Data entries
※
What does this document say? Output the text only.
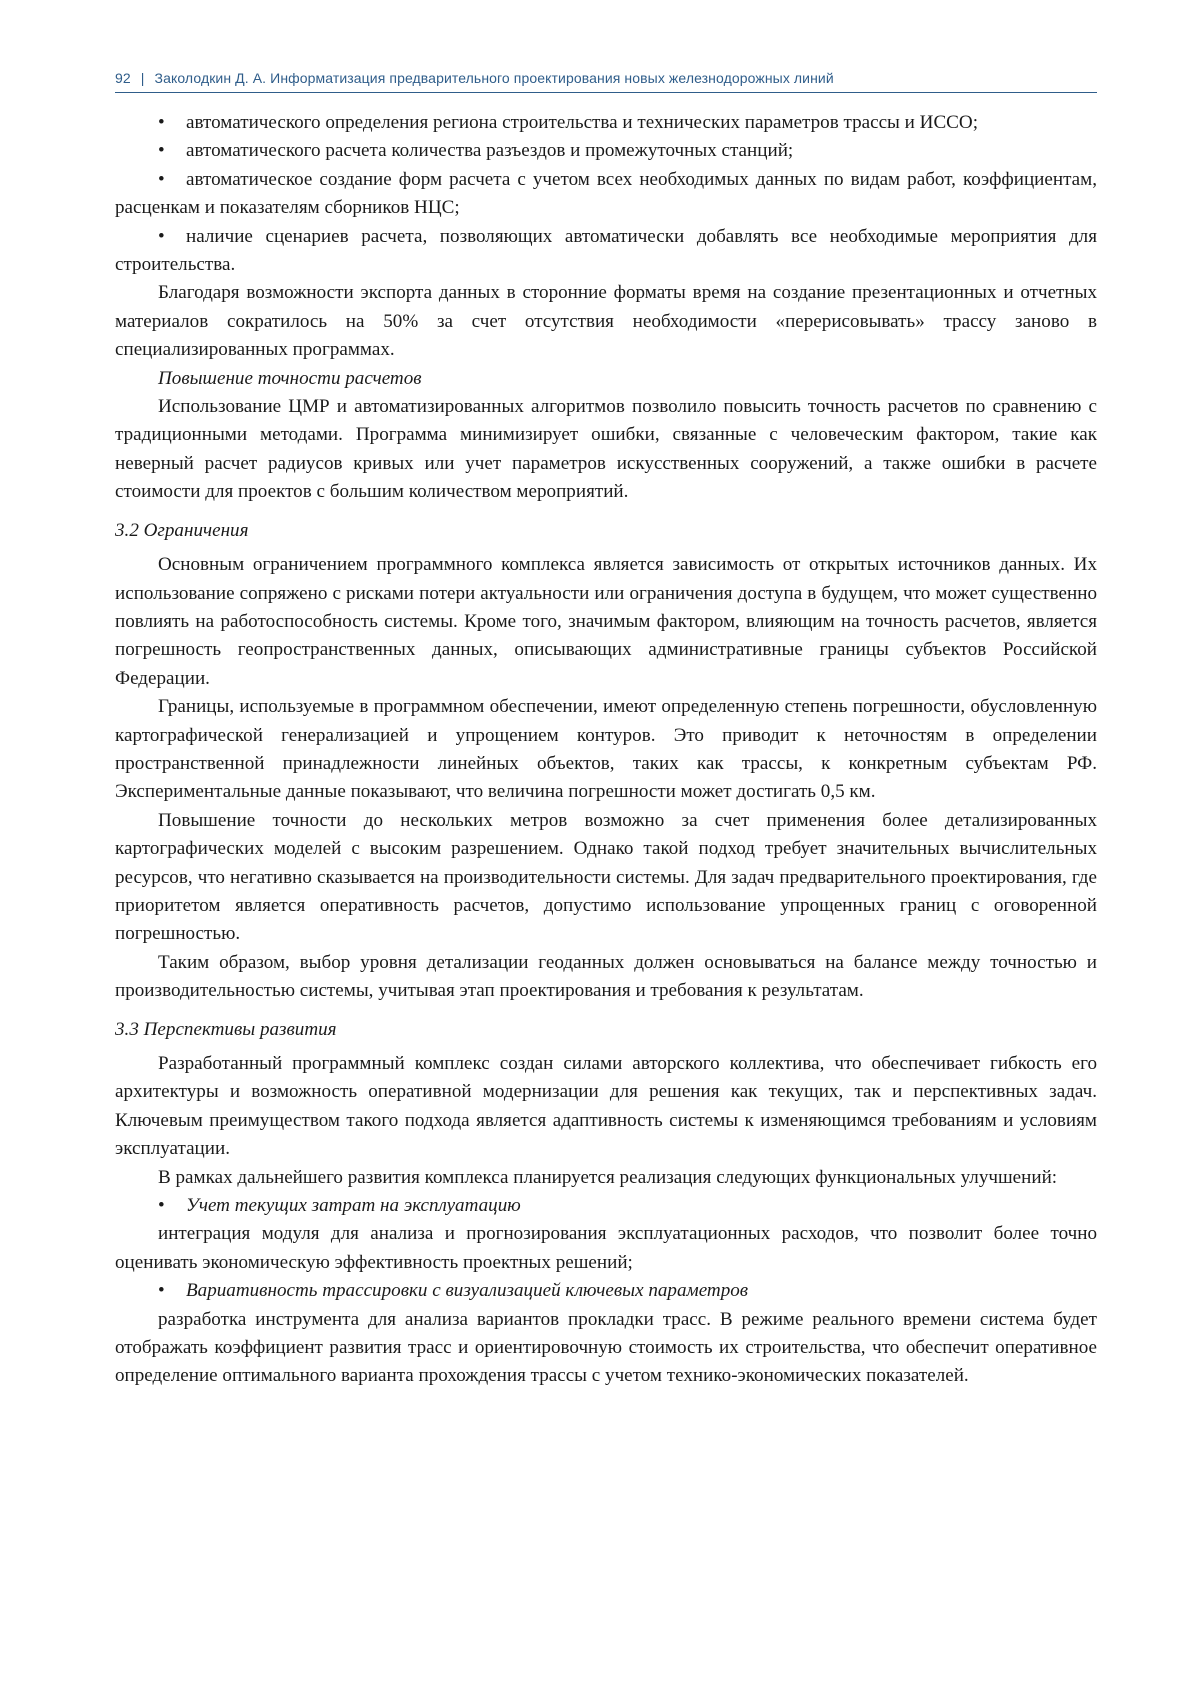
92 | Заколодкин Д. А. Информатизация предварительного проектирования новых железнодорожных линий

• автоматического определения региона строительства и технических параметров трассы и ИССО;

• автоматического расчета количества разъездов и промежуточных станций;

• автоматическое создание форм расчета с учетом всех необходимых данных по видам работ, коэффициентам, расценкам и показателям сборников НЦС;

• наличие сценариев расчета, позволяющих автоматически добавлять все необходимые мероприятия для строительства.

Благодаря возможности экспорта данных в сторонние форматы время на создание презентационных и отчетных материалов сократилось на 50% за счет отсутствия необходимости «перерисовывать» трассу заново в специализированных программах.

Повышение точности расчетов

Использование ЦМР и автоматизированных алгоритмов позволило повысить точность расчетов по сравнению с традиционными методами. Программа минимизирует ошибки, связанные с человеческим фактором, такие как неверный расчет радиусов кривых или учет параметров искусственных сооружений, а также ошибки в расчете стоимости для проектов с большим количеством мероприятий.

3.2 Ограничения

Основным ограничением программного комплекса является зависимость от открытых источников данных. Их использование сопряжено с рисками потери актуальности или ограничения доступа в будущем, что может существенно повлиять на работоспособность системы. Кроме того, значимым фактором, влияющим на точность расчетов, является погрешность геопространственных данных, описывающих административные границы субъектов Российской Федерации.

Границы, используемые в программном обеспечении, имеют определенную степень погрешности, обусловленную картографической генерализацией и упрощением контуров. Это приводит к неточностям в определении пространственной принадлежности линейных объектов, таких как трассы, к конкретным субъектам РФ. Экспериментальные данные показывают, что величина погрешности может достигать 0,5 км.

Повышение точности до нескольких метров возможно за счет применения более детализированных картографических моделей с высоким разрешением. Однако такой подход требует значительных вычислительных ресурсов, что негативно сказывается на производительности системы. Для задач предварительного проектирования, где приоритетом является оперативность расчетов, допустимо использование упрощенных границ с оговоренной погрешностью.

Таким образом, выбор уровня детализации геоданных должен основываться на балансе между точностью и производительностью системы, учитывая этап проектирования и требования к результатам.

3.3 Перспективы развития

Разработанный программный комплекс создан силами авторского коллектива, что обеспечивает гибкость его архитектуры и возможность оперативной модернизации для решения как текущих, так и перспективных задач. Ключевым преимуществом такого подхода является адаптивность системы к изменяющимся требованиям и условиям эксплуатации.

В рамках дальнейшего развития комплекса планируется реализация следующих функциональных улучшений:

• Учет текущих затрат на эксплуатацию

интеграция модуля для анализа и прогнозирования эксплуатационных расходов, что позволит более точно оценивать экономическую эффективность проектных решений;

• Вариативность трассировки с визуализацией ключевых параметров

разработка инструмента для анализа вариантов прокладки трасс. В режиме реального времени система будет отображать коэффициент развития трасс и ориентировочную стоимость их строительства, что обеспечит оперативное определение оптимального варианта прохождения трассы с учетом технико-экономических показателей.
※
WRITTEN PROBLEM
Using the listing above, pick out each line that contains the word "текущих", then copy it.

TASK ANSWER
Разработанный программный комплекс создан силами авторского коллектива, что обеспечивает гибкость его архитектуры и возможность оперативной модернизации для решения как текущих, так и перспективных задач. Ключевым преимуществом такого подхода является адаптивность системы к изменяющимся требованиям и условиям эксплуатации.
• Учет текущих затрат на эксплуатацию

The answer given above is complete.